### What you are asked to do
In the data below, find each line containing the string "clawback" and return it.

:: Input material ::

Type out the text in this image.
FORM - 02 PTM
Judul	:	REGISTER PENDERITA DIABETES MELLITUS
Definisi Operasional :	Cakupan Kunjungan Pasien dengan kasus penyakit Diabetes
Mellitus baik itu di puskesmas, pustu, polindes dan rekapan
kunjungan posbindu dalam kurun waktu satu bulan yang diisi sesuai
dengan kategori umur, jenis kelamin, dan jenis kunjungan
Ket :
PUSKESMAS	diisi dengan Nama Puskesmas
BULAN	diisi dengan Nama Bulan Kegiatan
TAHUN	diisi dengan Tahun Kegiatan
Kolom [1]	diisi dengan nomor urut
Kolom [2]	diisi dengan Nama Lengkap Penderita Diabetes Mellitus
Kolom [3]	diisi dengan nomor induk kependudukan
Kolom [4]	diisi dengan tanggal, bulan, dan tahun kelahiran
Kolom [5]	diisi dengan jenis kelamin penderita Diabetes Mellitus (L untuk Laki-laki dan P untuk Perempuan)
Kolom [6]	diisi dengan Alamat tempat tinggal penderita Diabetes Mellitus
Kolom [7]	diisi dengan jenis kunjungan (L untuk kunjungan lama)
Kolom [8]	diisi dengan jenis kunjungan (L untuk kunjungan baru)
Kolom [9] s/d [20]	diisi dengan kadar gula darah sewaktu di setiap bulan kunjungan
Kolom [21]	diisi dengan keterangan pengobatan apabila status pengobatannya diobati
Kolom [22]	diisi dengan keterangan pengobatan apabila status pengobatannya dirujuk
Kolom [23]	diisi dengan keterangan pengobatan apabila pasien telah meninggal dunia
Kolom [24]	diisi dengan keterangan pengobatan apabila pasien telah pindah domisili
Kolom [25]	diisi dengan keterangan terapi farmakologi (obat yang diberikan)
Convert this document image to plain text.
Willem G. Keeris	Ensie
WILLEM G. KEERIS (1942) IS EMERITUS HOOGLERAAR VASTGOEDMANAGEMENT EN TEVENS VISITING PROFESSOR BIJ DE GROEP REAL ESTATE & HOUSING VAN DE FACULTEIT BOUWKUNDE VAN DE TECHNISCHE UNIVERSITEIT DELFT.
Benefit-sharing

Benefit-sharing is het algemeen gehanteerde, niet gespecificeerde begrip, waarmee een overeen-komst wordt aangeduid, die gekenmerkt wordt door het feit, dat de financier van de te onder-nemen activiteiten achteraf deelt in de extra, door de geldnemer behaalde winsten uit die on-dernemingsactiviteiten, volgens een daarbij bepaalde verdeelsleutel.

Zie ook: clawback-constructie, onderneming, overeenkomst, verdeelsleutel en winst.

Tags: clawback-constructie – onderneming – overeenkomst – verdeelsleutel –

:::

### Final result
Zie ook: clawback-constructie, onderneming, overeenkomst, verdeelsleutel en winst.
Tags: clawback-constructie – onderneming – overeenkomst – verdeelsleutel –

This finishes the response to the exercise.